Directions for this task =>
The records below are to be quoted in full; please keep every word exact.
· · · · ·
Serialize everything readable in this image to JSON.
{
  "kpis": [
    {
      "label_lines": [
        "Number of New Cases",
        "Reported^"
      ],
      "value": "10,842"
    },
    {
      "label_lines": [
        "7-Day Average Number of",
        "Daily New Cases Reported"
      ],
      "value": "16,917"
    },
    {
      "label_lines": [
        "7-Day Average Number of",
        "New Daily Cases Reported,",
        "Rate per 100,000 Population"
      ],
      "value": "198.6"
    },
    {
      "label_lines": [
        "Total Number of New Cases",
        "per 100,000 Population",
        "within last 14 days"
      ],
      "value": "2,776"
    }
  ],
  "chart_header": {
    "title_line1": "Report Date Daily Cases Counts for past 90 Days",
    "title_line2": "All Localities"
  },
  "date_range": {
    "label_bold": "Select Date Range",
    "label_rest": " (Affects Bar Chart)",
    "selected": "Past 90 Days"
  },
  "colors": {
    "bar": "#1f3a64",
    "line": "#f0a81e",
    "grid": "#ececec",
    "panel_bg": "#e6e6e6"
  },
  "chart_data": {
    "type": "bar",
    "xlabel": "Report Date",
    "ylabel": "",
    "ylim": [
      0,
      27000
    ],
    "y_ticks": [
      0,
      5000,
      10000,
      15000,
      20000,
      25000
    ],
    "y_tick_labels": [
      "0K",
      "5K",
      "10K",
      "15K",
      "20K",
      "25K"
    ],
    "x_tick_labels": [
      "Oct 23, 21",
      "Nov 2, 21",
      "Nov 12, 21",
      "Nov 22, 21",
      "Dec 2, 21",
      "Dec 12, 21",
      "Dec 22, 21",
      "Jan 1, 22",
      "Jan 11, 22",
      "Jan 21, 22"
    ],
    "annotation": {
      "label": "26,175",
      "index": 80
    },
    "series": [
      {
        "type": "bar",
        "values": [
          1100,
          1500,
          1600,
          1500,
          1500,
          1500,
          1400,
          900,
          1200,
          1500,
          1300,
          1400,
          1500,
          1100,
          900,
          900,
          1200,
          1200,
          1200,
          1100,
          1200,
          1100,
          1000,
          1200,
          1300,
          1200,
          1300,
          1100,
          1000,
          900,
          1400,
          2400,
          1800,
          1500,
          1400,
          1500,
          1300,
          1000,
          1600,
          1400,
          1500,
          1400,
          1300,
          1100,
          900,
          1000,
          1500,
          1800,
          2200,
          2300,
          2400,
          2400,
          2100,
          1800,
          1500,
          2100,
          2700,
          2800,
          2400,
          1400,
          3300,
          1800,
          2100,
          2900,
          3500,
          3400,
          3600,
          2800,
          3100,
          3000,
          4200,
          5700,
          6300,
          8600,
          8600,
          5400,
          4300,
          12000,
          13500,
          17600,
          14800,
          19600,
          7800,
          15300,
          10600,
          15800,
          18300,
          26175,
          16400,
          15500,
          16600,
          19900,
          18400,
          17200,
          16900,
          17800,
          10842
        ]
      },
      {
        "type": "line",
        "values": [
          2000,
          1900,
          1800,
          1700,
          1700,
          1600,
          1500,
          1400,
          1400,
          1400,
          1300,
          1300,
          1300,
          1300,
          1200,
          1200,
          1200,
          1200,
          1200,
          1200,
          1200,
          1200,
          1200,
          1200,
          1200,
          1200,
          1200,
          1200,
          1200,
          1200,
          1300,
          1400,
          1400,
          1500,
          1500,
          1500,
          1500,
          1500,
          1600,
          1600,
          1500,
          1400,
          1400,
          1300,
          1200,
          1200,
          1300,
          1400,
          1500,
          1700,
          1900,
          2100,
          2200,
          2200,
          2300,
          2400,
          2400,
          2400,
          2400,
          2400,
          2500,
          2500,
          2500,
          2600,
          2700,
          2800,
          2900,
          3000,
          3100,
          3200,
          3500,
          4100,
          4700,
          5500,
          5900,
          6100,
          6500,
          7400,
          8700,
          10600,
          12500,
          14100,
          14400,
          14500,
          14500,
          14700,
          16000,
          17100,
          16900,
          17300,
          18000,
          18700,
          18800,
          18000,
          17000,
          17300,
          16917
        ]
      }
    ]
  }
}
· · · · ·
Task result =>
Serialize everything readable in this image to JSON.
{
  "kpis": [
    {
      "label_lines": [
        "Number of New Cases",
        "Reported^"
      ],
      "value": "10,842"
    },
    {
      "label_lines": [
        "7-Day Average Number of",
        "Daily New Cases Reported"
      ],
      "value": "16,917"
    },
    {
      "label_lines": [
        "7-Day Average Number of",
        "New Daily Cases Reported,",
        "Rate per 100,000 Population"
      ],
      "value": "198.6"
    },
    {
      "label_lines": [
        "Total Number of New Cases",
        "per 100,000 Population",
        "within last 14 days"
      ],
      "value": "2,776"
    }
  ],
  "chart_header": {
    "title_line1": "Report Date Daily Cases Counts for past 90 Days",
    "title_line2": "All Localities"
  },
  "date_range": {
    "label_bold": "Select Date Range",
    "label_rest": " (Affects Bar Chart)",
    "selected": "Past 90 Days"
  },
  "colors": {
    "bar": "#1f3a64",
    "line": "#f0a81e",
    "grid": "#ececec",
    "panel_bg": "#e6e6e6"
  },
  "chart_data": {
    "type": "bar",
    "xlabel": "Report Date",
    "ylabel": "",
    "ylim": [
      0,
      27000
    ],
    "y_ticks": [
      0,
      5000,
      10000,
      15000,
      20000,
      25000
    ],
    "y_tick_labels": [
      "0K",
      "5K",
      "10K",
      "15K",
      "20K",
      "25K"
    ],
    "x_tick_labels": [
      "Oct 23, 21",
      "Nov 2, 21",
      "Nov 12, 21",
      "Nov 22, 21",
      "Dec 2, 21",
      "Dec 12, 21",
      "Dec 22, 21",
      "Jan 1, 22",
      "Jan 11, 22",
      "Jan 21, 22"
    ],
    "annotation": {
      "label": "26,175",
      "index": 80
    },
    "series": [
      {
        "type": "bar",
        "values": [
          1100,
          1500,
          1600,
          1500,
          1500,
          1500,
          1400,
          900,
          1200,
          1500,
          1300,
          1400,
          1500,
          1100,
          900,
          900,
          1200,
          1200,
          1200,
          1100,
          1200,
          1100,
          1000,
          1200,
          1300,
          1200,
          1300,
          1100,
          1000,
          900,
          1400,
          2400,
          1800,
          1500,
          1400,
          1500,
          1300,
          1000,
          1600,
          1400,
          1500,
          1400,
          1300,
          1100,
          900,
          1000,
          1500,
          1800,
          2200,
          2300,
          2400,
          2400,
          2100,
          1800,
          1500,
          2100,
          2700,
          2800,
          2400,
          1400,
          3300,
          1800,
          2100,
          2900,
          3500,
          3400,
          3600,
          2800,
          3100,
          3000,
          4200,
          5700,
          6300,
          8600,
          8600,
          5400,
          4300,
          12000,
          13500,
          17600,
          14800,
          19600,
          7800,
          15300,
          10600,
          15800,
          18300,
          26175,
          16400,
          15500,
          16600,
          19900,
          18400,
          17200,
          16900,
          17800,
          10842
        ]
      },
      {
        "type": "line",
        "values": [
          2000,
          1900,
          1800,
          1700,
          1700,
          1600,
          1500,
          1400,
          1400,
          1400,
          1300,
          1300,
          1300,
          1300,
          1200,
          1200,
          1200,
          1200,
          1200,
          1200,
          1200,
          1200,
          1200,
          1200,
          1200,
          1200,
          1200,
          1200,
          1200,
          1200,
          1300,
          1400,
          1400,
          1500,
          1500,
          1500,
          1500,
          1500,
          1600,
          1600,
          1500,
          1400,
          1400,
          1300,
          1200,
          1200,
          1300,
          1400,
          1500,
          1700,
          1900,
          2100,
          2200,
          2200,
          2300,
          2400,
          2400,
          2400,
          2400,
          2400,
          2500,
          2500,
          2500,
          2600,
          2700,
          2800,
          2900,
          3000,
          3100,
          3200,
          3500,
          4100,
          4700,
          5500,
          5900,
          6100,
          6500,
          7400,
          8700,
          10600,
          12500,
          14100,
          14400,
          14500,
          14500,
          14700,
          16000,
          17100,
          16900,
          17300,
          18000,
          18700,
          18800,
          18000,
          17000,
          17300,
          16917
        ]
      }
    ]
  }
}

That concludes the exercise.